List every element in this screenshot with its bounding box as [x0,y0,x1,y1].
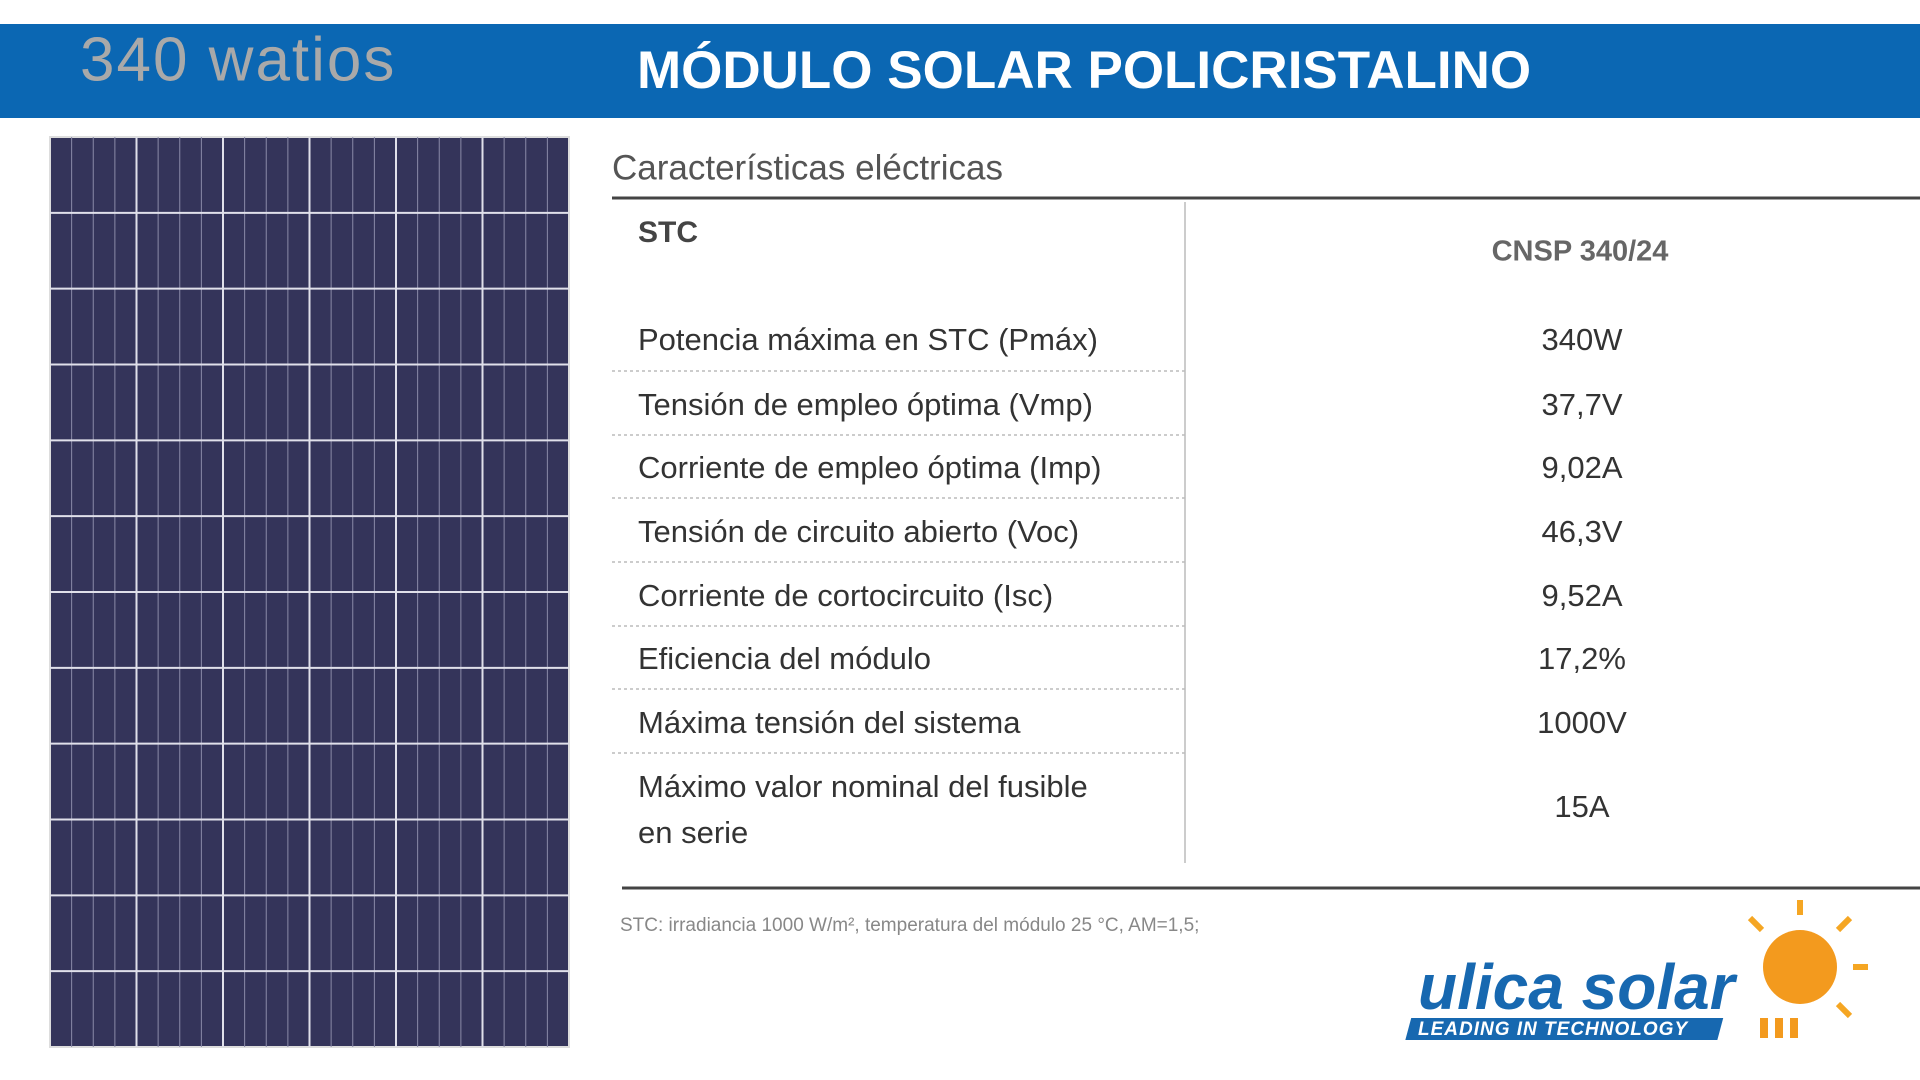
row-label: Potencia máxima en STC (Pmáx) [638,322,1098,357]
row-label: Tensión de circuito abierto (Voc) [638,514,1079,549]
row-value: 340W [1542,322,1624,357]
sun-rays [1747,900,1868,1019]
table-body: Potencia máxima en STC (Pmáx) 340W Tensión… [612,322,1627,850]
section-title: Características eléctricas [612,148,1003,187]
row-label: Eficiencia del módulo [638,641,931,676]
solar-panel [49,136,570,1048]
footnote: STC: irradiancia 1000 W/m², temperatura … [620,915,1199,936]
logo: ulica solar LEADING IN TECHNOLOGY [1405,900,1868,1040]
row-label: Tensión de empleo óptima (Vmp) [638,387,1093,422]
row-label: Corriente de cortocircuito (Isc) [638,578,1053,613]
row-value: 46,3V [1541,514,1622,549]
sun [1763,930,1837,1004]
logo-tagline: LEADING IN TECHNOLOGY [1418,1019,1689,1040]
title: MÓDULO SOLAR POLICRISTALINO [637,40,1531,100]
row-value: 1000V [1537,705,1627,740]
row-label: Máximo valor nominal del fusible en serie [638,769,1088,850]
tagline-bar [1405,1018,1724,1040]
row-label: Máxima tensión del sistema [638,705,1021,740]
logo-bars [1760,1018,1798,1038]
row-value: 17,2% [1538,641,1626,676]
header-bar [0,24,1920,118]
row-value: 9,52A [1541,578,1622,613]
wattage: 340 watios [80,25,396,94]
table-header: STC [638,216,698,249]
table-header: CNSP 340/24 [1492,236,1669,268]
row-label: Corriente de empleo óptima (Imp) [638,450,1101,485]
row-value: 15A [1554,789,1609,824]
logo-name: ulica solar [1418,951,1738,1023]
row-value: 37,7V [1541,387,1622,422]
row-value: 9,02A [1541,450,1622,485]
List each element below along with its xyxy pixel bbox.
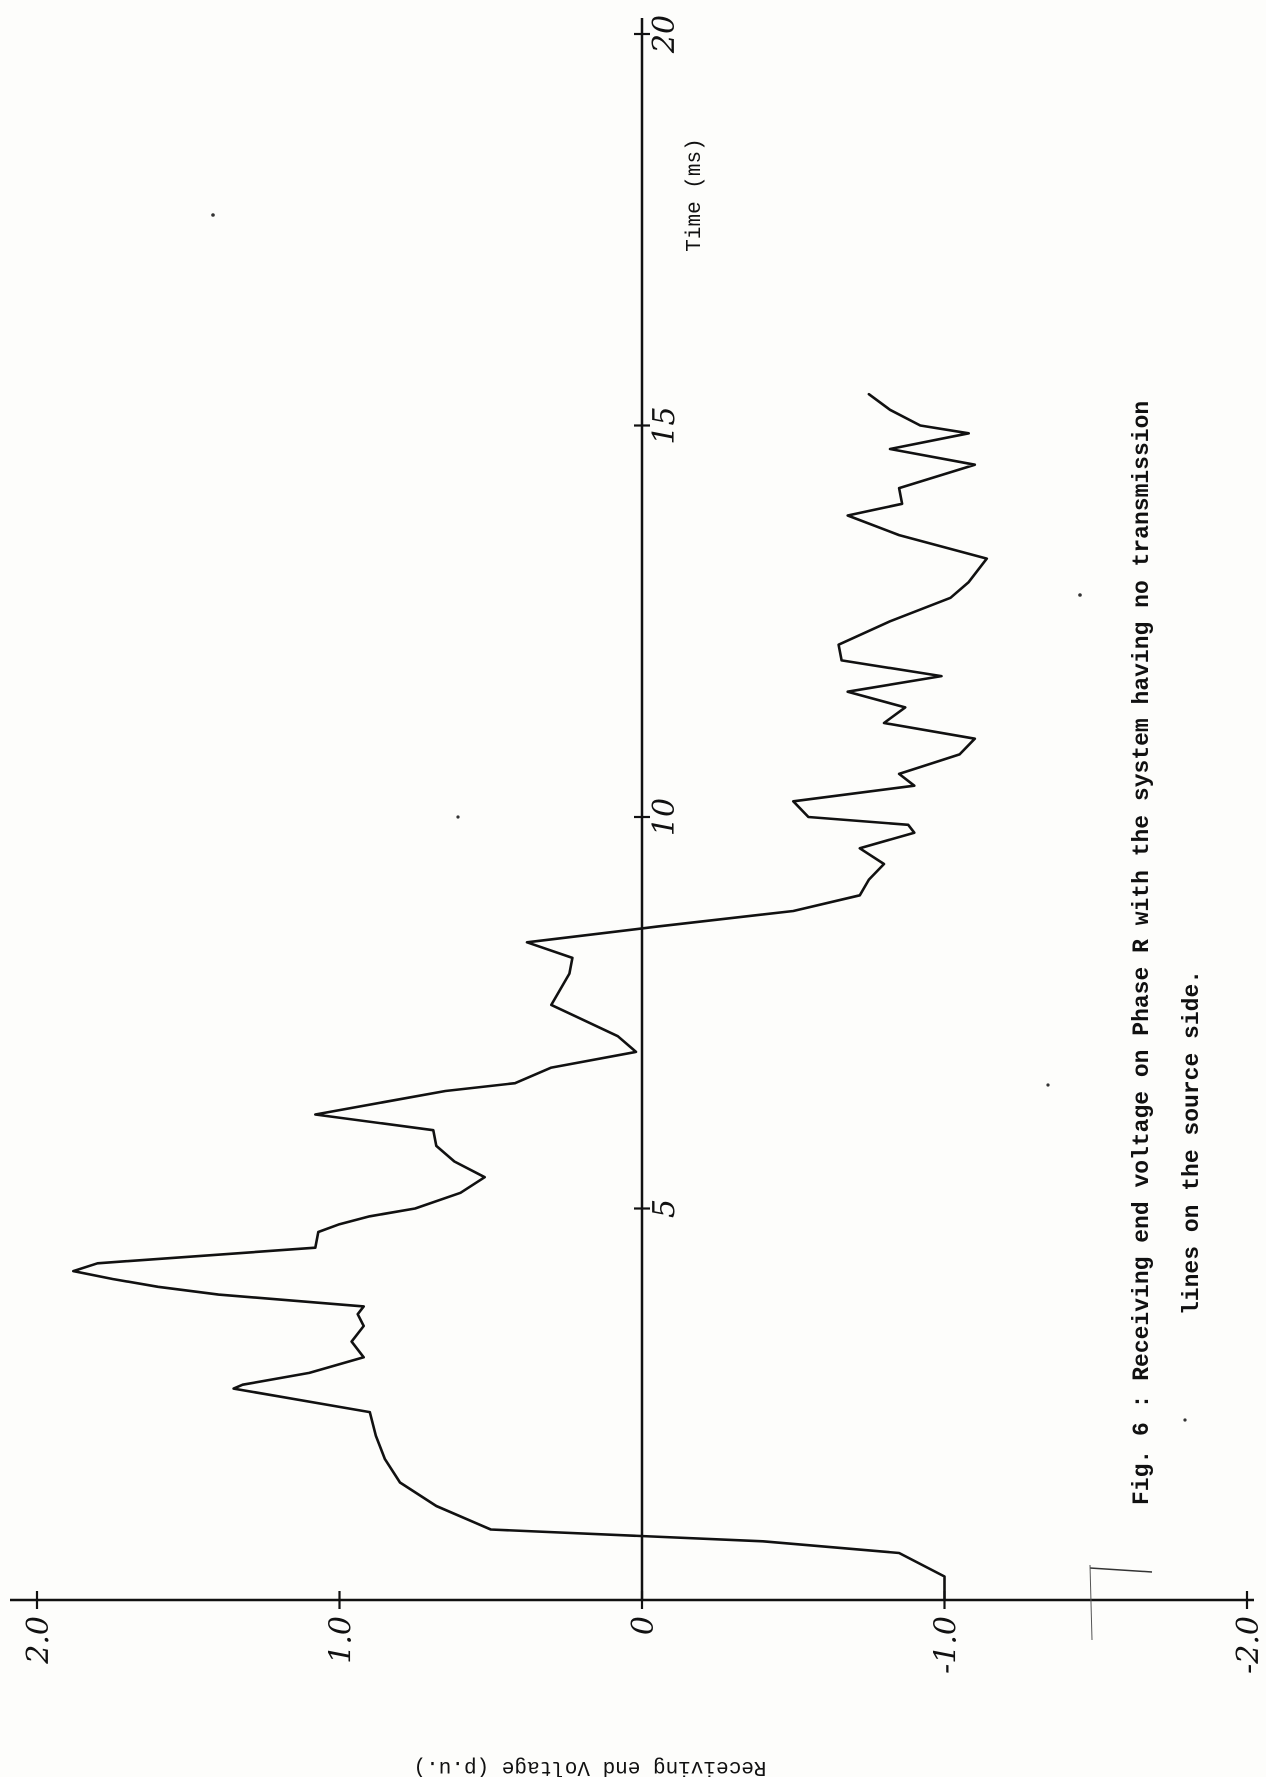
voltage-tick-label: 0 xyxy=(626,1616,661,1635)
voltage-tick-label: 1.0 xyxy=(324,1616,359,1664)
voltage-axis-label: Receiving end Voltage (p.u.) xyxy=(414,1755,767,1777)
time-tick-label: 10 xyxy=(647,798,682,836)
voltage-tick-label: -2.0 xyxy=(1231,1616,1266,1674)
time-tick-label: 5 xyxy=(647,1199,682,1218)
scan-mark xyxy=(1089,1564,1093,1641)
scan-speck xyxy=(456,815,460,819)
scan-speck xyxy=(1078,593,1082,597)
time-axis-label: Time (ms) xyxy=(684,138,707,251)
time-tick-label: 20 xyxy=(647,15,682,54)
caption-line-2: lines on the source side. xyxy=(1179,970,1205,1315)
voltage-ticks: 2.0 1.0 0 -1.0 -2.0 xyxy=(21,1591,1266,1674)
time-tick-label: 15 xyxy=(647,406,682,444)
scan-mark xyxy=(1089,1567,1153,1573)
voltage-tick-label: 2.0 xyxy=(21,1616,56,1665)
time-ticks: 5 10 15 20 xyxy=(634,15,682,1218)
scan-speck xyxy=(1183,1418,1187,1422)
scan-speck xyxy=(1046,1083,1050,1087)
voltage-tick-label: -1.0 xyxy=(929,1616,964,1674)
caption-line-1: Fig. 6 : Receiving end voltage on Phase … xyxy=(1129,401,1155,1505)
scan-speck xyxy=(211,213,215,217)
series-line xyxy=(72,392,989,1602)
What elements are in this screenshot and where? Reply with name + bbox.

» AIM OF THE EXERCISE
Rewrite the records from the line containing "voltage-tick-label: 0 xyxy=(626,1616,661,1635)" through the line containing "caption-line-2: lines on", changing "scan-speck" to "scan-dot" and leaving everything else as it is.

» ANSWER TO THIS PROBLEM
voltage-tick-label: 0 xyxy=(626,1616,661,1635)
voltage-tick-label: 1.0 xyxy=(324,1616,359,1664)
voltage-axis-label: Receiving end Voltage (p.u.) xyxy=(414,1755,767,1777)
time-tick-label: 10 xyxy=(647,798,682,836)
voltage-tick-label: -2.0 xyxy=(1231,1616,1266,1674)
time-tick-label: 5 xyxy=(647,1199,682,1218)
scan-mark xyxy=(1089,1564,1093,1641)
scan-dot xyxy=(456,815,460,819)
scan-dot xyxy=(1078,593,1082,597)
time-axis-label: Time (ms) xyxy=(684,138,707,251)
time-tick-label: 20 xyxy=(647,15,682,54)
caption-line-2: lines on the source side. xyxy=(1179,970,1205,1315)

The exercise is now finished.